Provided information:
########
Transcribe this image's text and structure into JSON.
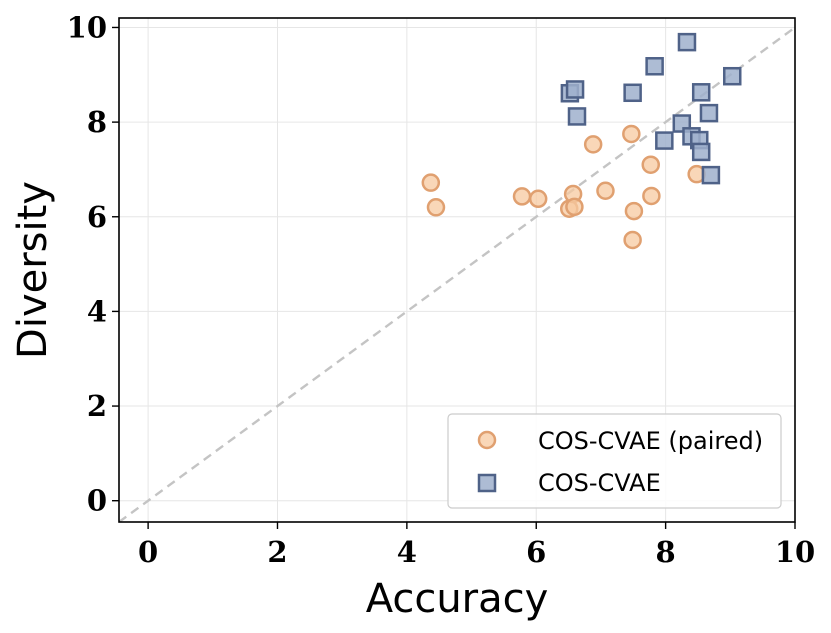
{
  "chart_data": {
    "type": "scatter",
    "title": "",
    "xlabel": "Accuracy",
    "ylabel": "Diversity",
    "xlim": [
      -0.45,
      10
    ],
    "ylim": [
      -0.45,
      10.2
    ],
    "xticks": [
      "0",
      "2",
      "4",
      "6",
      "8",
      "10"
    ],
    "yticks": [
      "0",
      "2",
      "4",
      "6",
      "8",
      "10"
    ],
    "grid": true,
    "reference_line": "y = x (dashed)",
    "legend_position": "bottom-right",
    "colors": {
      "paired_fill": "#f7c9a0",
      "paired_edge": "#e0a070",
      "unpaired_fill": "#9fb0cc",
      "unpaired_edge": "#4f6288",
      "reference_line": "#c4c4c4",
      "grid": "#e6e6e6"
    },
    "series": [
      {
        "name": "COS-CVAE (paired)",
        "marker": "circle",
        "points": [
          [
            4.37,
            6.72
          ],
          [
            4.45,
            6.2
          ],
          [
            5.78,
            6.43
          ],
          [
            6.03,
            6.38
          ],
          [
            6.51,
            6.17
          ],
          [
            6.57,
            6.48
          ],
          [
            6.59,
            6.21
          ],
          [
            6.88,
            7.53
          ],
          [
            7.07,
            6.55
          ],
          [
            7.47,
            7.75
          ],
          [
            7.49,
            5.51
          ],
          [
            7.51,
            6.12
          ],
          [
            7.77,
            7.1
          ],
          [
            7.78,
            6.44
          ],
          [
            8.48,
            6.9
          ]
        ]
      },
      {
        "name": "COS-CVAE",
        "marker": "square",
        "points": [
          [
            6.52,
            8.61
          ],
          [
            6.6,
            8.69
          ],
          [
            6.63,
            8.12
          ],
          [
            7.49,
            8.62
          ],
          [
            7.83,
            9.18
          ],
          [
            7.98,
            7.61
          ],
          [
            8.25,
            7.97
          ],
          [
            8.33,
            9.69
          ],
          [
            8.4,
            7.7
          ],
          [
            8.52,
            7.62
          ],
          [
            8.55,
            7.37
          ],
          [
            8.55,
            8.63
          ],
          [
            8.67,
            8.19
          ],
          [
            8.7,
            6.88
          ],
          [
            9.03,
            8.97
          ]
        ]
      }
    ]
  }
}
########
Write out the material above again, word for word, minus its pictures.

Transcribe this image's text and structure into JSON.
{
  "chart_data": {
    "type": "scatter",
    "title": "",
    "xlabel": "Accuracy",
    "ylabel": "Diversity",
    "xlim": [
      -0.45,
      10
    ],
    "ylim": [
      -0.45,
      10.2
    ],
    "xticks": [
      "0",
      "2",
      "4",
      "6",
      "8",
      "10"
    ],
    "yticks": [
      "0",
      "2",
      "4",
      "6",
      "8",
      "10"
    ],
    "grid": true,
    "reference_line": "y = x (dashed)",
    "legend_position": "bottom-right",
    "colors": {
      "paired_fill": "#f7c9a0",
      "paired_edge": "#e0a070",
      "unpaired_fill": "#9fb0cc",
      "unpaired_edge": "#4f6288",
      "reference_line": "#c4c4c4",
      "grid": "#e6e6e6"
    },
    "series": [
      {
        "name": "COS-CVAE (paired)",
        "marker": "circle",
        "points": [
          [
            4.37,
            6.72
          ],
          [
            4.45,
            6.2
          ],
          [
            5.78,
            6.43
          ],
          [
            6.03,
            6.38
          ],
          [
            6.51,
            6.17
          ],
          [
            6.57,
            6.48
          ],
          [
            6.59,
            6.21
          ],
          [
            6.88,
            7.53
          ],
          [
            7.07,
            6.55
          ],
          [
            7.47,
            7.75
          ],
          [
            7.49,
            5.51
          ],
          [
            7.51,
            6.12
          ],
          [
            7.77,
            7.1
          ],
          [
            7.78,
            6.44
          ],
          [
            8.48,
            6.9
          ]
        ]
      },
      {
        "name": "COS-CVAE",
        "marker": "square",
        "points": [
          [
            6.52,
            8.61
          ],
          [
            6.6,
            8.69
          ],
          [
            6.63,
            8.12
          ],
          [
            7.49,
            8.62
          ],
          [
            7.83,
            9.18
          ],
          [
            7.98,
            7.61
          ],
          [
            8.25,
            7.97
          ],
          [
            8.33,
            9.69
          ],
          [
            8.4,
            7.7
          ],
          [
            8.52,
            7.62
          ],
          [
            8.55,
            7.37
          ],
          [
            8.55,
            8.63
          ],
          [
            8.67,
            8.19
          ],
          [
            8.7,
            6.88
          ],
          [
            9.03,
            8.97
          ]
        ]
      }
    ]
  }
}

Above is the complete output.